Brief. Copy each entry as it stands, leaving nothing out.

[Collected data]
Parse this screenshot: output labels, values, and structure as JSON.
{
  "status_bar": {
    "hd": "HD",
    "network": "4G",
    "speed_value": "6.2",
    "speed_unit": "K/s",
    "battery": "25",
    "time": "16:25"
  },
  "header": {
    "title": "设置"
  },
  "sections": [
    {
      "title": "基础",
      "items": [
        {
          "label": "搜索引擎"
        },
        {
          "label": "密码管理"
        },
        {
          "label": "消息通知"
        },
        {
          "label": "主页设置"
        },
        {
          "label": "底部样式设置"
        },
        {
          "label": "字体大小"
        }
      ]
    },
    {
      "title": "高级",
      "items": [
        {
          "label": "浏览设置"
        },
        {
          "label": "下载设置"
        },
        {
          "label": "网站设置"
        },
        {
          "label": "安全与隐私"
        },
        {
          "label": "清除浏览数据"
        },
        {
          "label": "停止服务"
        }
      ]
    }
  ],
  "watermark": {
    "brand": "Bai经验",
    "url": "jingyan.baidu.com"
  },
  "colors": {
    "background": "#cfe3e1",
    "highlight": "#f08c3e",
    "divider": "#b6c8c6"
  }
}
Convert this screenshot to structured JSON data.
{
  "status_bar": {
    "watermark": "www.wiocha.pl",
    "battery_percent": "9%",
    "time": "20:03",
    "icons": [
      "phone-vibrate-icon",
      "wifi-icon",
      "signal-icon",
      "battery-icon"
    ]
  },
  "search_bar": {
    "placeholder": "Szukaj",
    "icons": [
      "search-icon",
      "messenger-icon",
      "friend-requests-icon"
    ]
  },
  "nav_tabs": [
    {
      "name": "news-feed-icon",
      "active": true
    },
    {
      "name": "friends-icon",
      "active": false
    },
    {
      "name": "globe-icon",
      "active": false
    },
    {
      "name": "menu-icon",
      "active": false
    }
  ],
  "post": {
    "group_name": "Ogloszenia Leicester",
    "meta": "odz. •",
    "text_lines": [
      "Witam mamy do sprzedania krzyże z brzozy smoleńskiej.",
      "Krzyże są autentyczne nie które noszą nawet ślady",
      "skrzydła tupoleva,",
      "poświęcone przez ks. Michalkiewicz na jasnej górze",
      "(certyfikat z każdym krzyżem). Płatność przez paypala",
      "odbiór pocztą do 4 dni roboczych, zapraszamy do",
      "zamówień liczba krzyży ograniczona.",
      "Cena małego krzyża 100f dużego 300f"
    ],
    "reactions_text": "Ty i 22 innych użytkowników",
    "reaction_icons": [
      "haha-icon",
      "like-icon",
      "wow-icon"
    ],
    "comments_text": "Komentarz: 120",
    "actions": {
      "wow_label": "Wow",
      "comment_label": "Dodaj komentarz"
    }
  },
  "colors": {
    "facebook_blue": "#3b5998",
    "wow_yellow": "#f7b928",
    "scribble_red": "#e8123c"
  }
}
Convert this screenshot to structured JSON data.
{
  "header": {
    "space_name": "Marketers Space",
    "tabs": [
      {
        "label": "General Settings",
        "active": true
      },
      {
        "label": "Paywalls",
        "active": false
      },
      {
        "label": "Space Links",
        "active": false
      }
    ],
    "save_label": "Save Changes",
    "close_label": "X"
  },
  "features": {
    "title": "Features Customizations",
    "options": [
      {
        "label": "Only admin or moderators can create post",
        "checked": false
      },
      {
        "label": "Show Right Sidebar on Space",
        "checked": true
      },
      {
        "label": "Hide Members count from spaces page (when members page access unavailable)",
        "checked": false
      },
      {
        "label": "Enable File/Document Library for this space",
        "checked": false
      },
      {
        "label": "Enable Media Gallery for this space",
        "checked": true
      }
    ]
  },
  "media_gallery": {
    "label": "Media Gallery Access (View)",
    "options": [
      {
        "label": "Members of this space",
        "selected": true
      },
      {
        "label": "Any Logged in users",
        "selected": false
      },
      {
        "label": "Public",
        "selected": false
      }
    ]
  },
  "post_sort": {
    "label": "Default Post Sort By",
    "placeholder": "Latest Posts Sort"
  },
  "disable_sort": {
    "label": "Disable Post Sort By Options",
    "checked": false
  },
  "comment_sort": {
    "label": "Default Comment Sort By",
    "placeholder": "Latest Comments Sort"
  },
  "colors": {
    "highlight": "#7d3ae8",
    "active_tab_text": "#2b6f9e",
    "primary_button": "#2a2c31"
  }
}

Solution for this problem.
Parse this screenshot: output labels, values, and structure as JSON.
{
  "status_bar": {
    "hd": "HD",
    "network": "4G",
    "speed_value": "6.2",
    "speed_unit": "K/s",
    "battery": "25",
    "time": "16:25"
  },
  "header": {
    "title": "设置"
  },
  "sections": [
    {
      "title": "基础",
      "items": [
        {
          "label": "搜索引擎"
        },
        {
          "label": "密码管理"
        },
        {
          "label": "消息通知"
        },
        {
          "label": "主页设置"
        },
        {
          "label": "底部样式设置"
        },
        {
          "label": "字体大小"
        }
      ]
    },
    {
      "title": "高级",
      "items": [
        {
          "label": "浏览设置"
        },
        {
          "label": "下载设置"
        },
        {
          "label": "网站设置"
        },
        {
          "label": "安全与隐私"
        },
        {
          "label": "清除浏览数据"
        },
        {
          "label": "停止服务"
        }
      ]
    }
  ],
  "watermark": {
    "brand": "Bai经验",
    "url": "jingyan.baidu.com"
  },
  "colors": {
    "background": "#cfe3e1",
    "highlight": "#f08c3e",
    "divider": "#b6c8c6"
  }
}
Convert this screenshot to structured JSON data.
{
  "status_bar": {
    "watermark": "www.wiocha.pl",
    "battery_percent": "9%",
    "time": "20:03",
    "icons": [
      "phone-vibrate-icon",
      "wifi-icon",
      "signal-icon",
      "battery-icon"
    ]
  },
  "search_bar": {
    "placeholder": "Szukaj",
    "icons": [
      "search-icon",
      "messenger-icon",
      "friend-requests-icon"
    ]
  },
  "nav_tabs": [
    {
      "name": "news-feed-icon",
      "active": true
    },
    {
      "name": "friends-icon",
      "active": false
    },
    {
      "name": "globe-icon",
      "active": false
    },
    {
      "name": "menu-icon",
      "active": false
    }
  ],
  "post": {
    "group_name": "Ogloszenia Leicester",
    "meta": "odz. •",
    "text_lines": [
      "Witam mamy do sprzedania krzyże z brzozy smoleńskiej.",
      "Krzyże są autentyczne nie które noszą nawet ślady",
      "skrzydła tupoleva,",
      "poświęcone przez ks. Michalkiewicz na jasnej górze",
      "(certyfikat z każdym krzyżem). Płatność przez paypala",
      "odbiór pocztą do 4 dni roboczych, zapraszamy do",
      "zamówień liczba krzyży ograniczona.",
      "Cena małego krzyża 100f dużego 300f"
    ],
    "reactions_text": "Ty i 22 innych użytkowników",
    "reaction_icons": [
      "haha-icon",
      "like-icon",
      "wow-icon"
    ],
    "comments_text": "Komentarz: 120",
    "actions": {
      "wow_label": "Wow",
      "comment_label": "Dodaj komentarz"
    }
  },
  "colors": {
    "facebook_blue": "#3b5998",
    "wow_yellow": "#f7b928",
    "scribble_red": "#e8123c"
  }
}
Convert this screenshot to structured JSON data.
{
  "header": {
    "space_name": "Marketers Space",
    "tabs": [
      {
        "label": "General Settings",
        "active": true
      },
      {
        "label": "Paywalls",
        "active": false
      },
      {
        "label": "Space Links",
        "active": false
      }
    ],
    "save_label": "Save Changes",
    "close_label": "X"
  },
  "features": {
    "title": "Features Customizations",
    "options": [
      {
        "label": "Only admin or moderators can create post",
        "checked": false
      },
      {
        "label": "Show Right Sidebar on Space",
        "checked": true
      },
      {
        "label": "Hide Members count from spaces page (when members page access unavailable)",
        "checked": false
      },
      {
        "label": "Enable File/Document Library for this space",
        "checked": false
      },
      {
        "label": "Enable Media Gallery for this space",
        "checked": true
      }
    ]
  },
  "media_gallery": {
    "label": "Media Gallery Access (View)",
    "options": [
      {
        "label": "Members of this space",
        "selected": true
      },
      {
        "label": "Any Logged in users",
        "selected": false
      },
      {
        "label": "Public",
        "selected": false
      }
    ]
  },
  "post_sort": {
    "label": "Default Post Sort By",
    "placeholder": "Latest Posts Sort"
  },
  "disable_sort": {
    "label": "Disable Post Sort By Options",
    "checked": false
  },
  "comment_sort": {
    "label": "Default Comment Sort By",
    "placeholder": "Latest Comments Sort"
  },
  "colors": {
    "highlight": "#7d3ae8",
    "active_tab_text": "#2b6f9e",
    "primary_button": "#2a2c31"
  }
}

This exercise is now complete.